[TASK TO CARRY OUT] Work through the data below and give the number of lines holding "Lizette", nothing more.

Data listing
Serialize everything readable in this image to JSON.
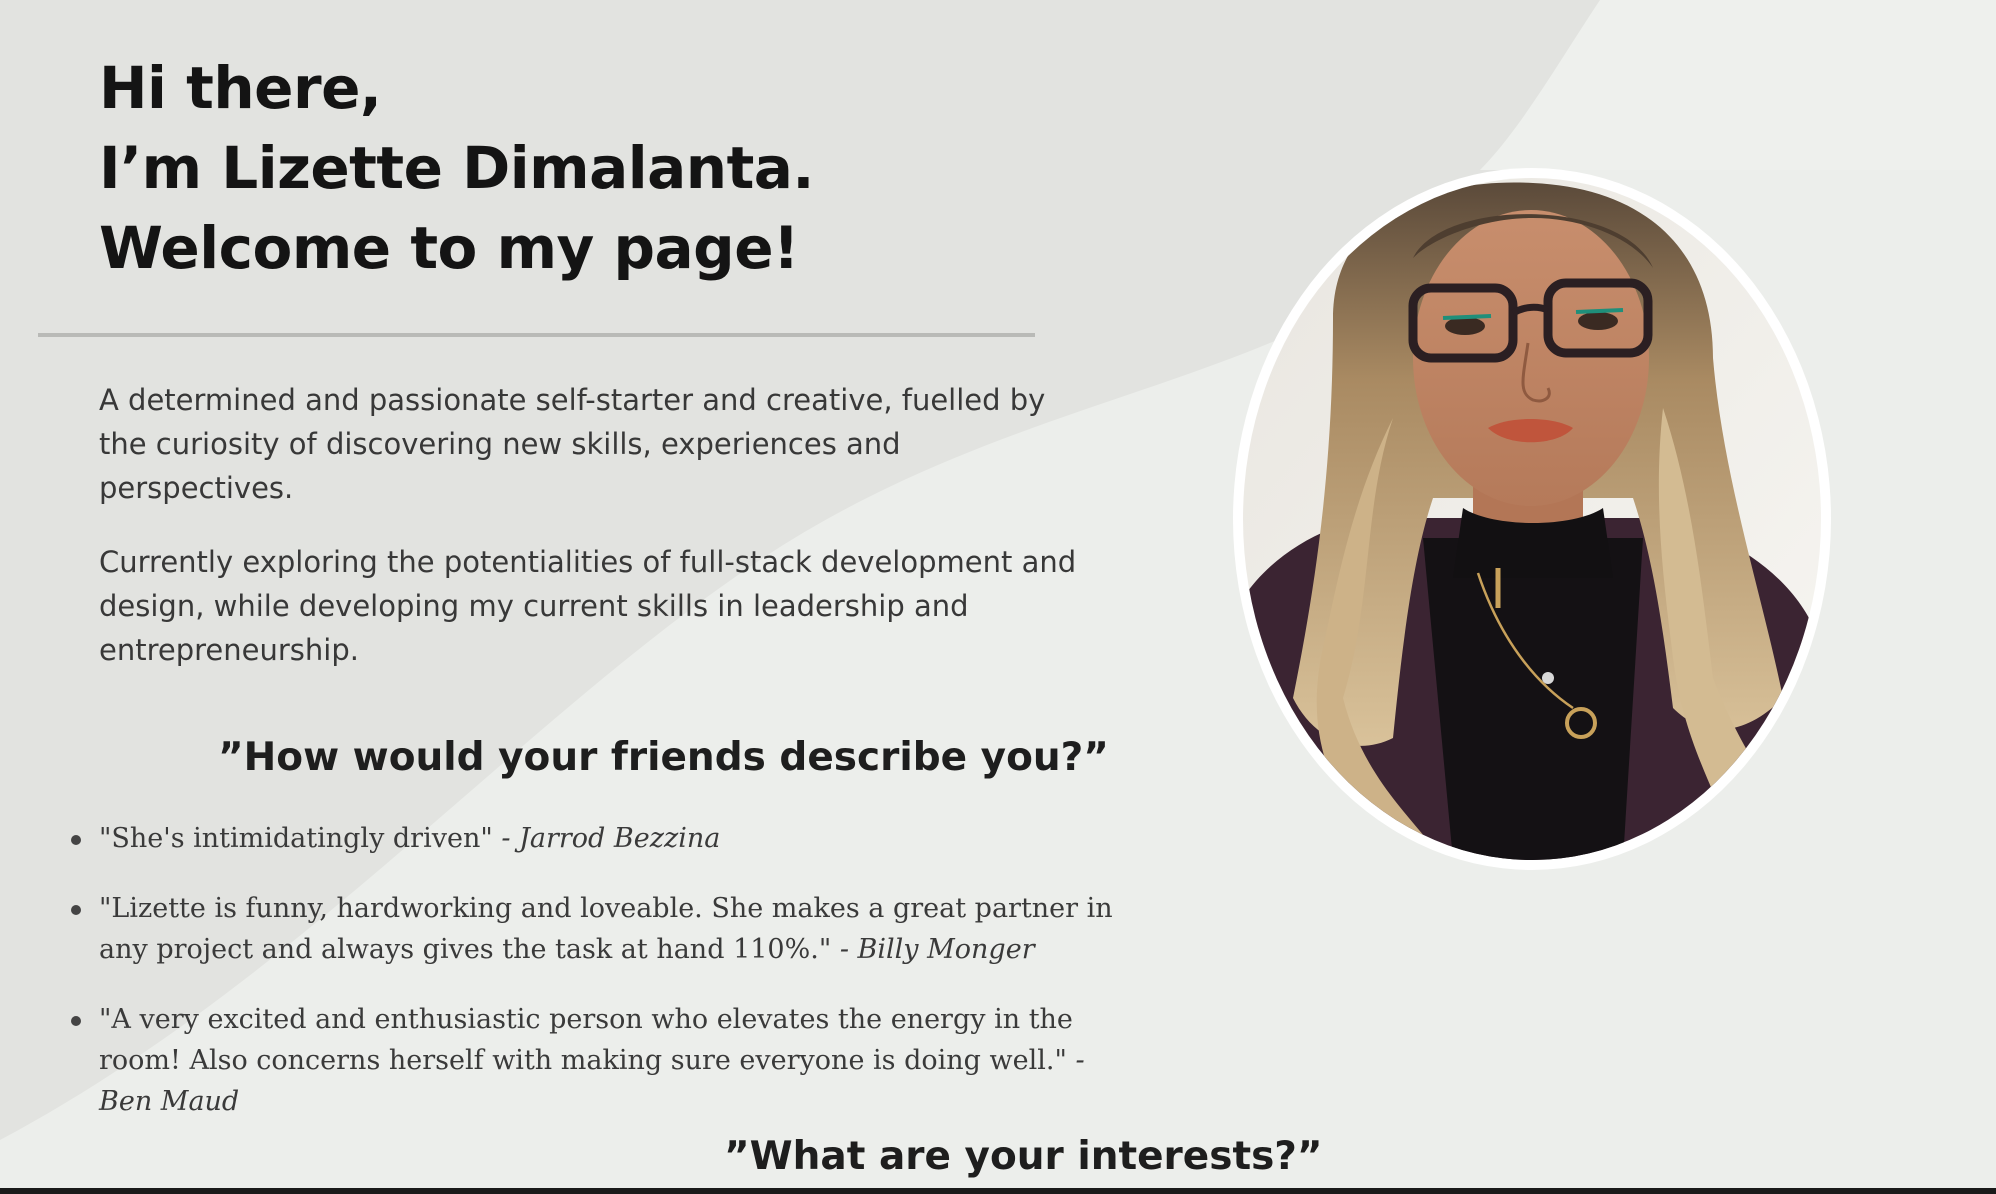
{
  "header": {
    "greeting_line1": "Hi there,",
    "greeting_line2": "I’m Lizette Dimalanta.",
    "greeting_line3": "Welcome to my page!"
  },
  "bio": {
    "paragraph1": "A determined and passionate self-starter and creative, fuelled by the curiosity of discovering new skills, experiences and perspectives.",
    "paragraph2": "Currently exploring the potentialities of full-stack development and design, while developing my current skills in leadership and entrepreneurship."
  },
  "friends_section": {
    "heading": "”How would your friends describe you?”",
    "quotes": [
      {
        "text": "\"She's intimidatingly driven\"",
        "author": " - Jarrod Bezzina"
      },
      {
        "text": "\"Lizette is funny, hardworking and loveable. She makes a great partner in any project and always gives the task at hand 110%.\"",
        "author": " - Billy Monger"
      },
      {
        "text": "\"A very excited and enthusiastic person who elevates the energy in the room! Also concerns herself with making sure everyone is doing well.\"",
        "author": " - Ben Maud"
      }
    ]
  },
  "interests_section": {
    "heading": "”What are your interests?”"
  },
  "colors": {
    "background": "#e3e4e1",
    "background_light": "#eff0ee",
    "text_dark": "#141414",
    "divider": "#b9bab7",
    "portrait_border": "#ffffff"
  }
}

[ANSWER TO THE EXERCISE] 2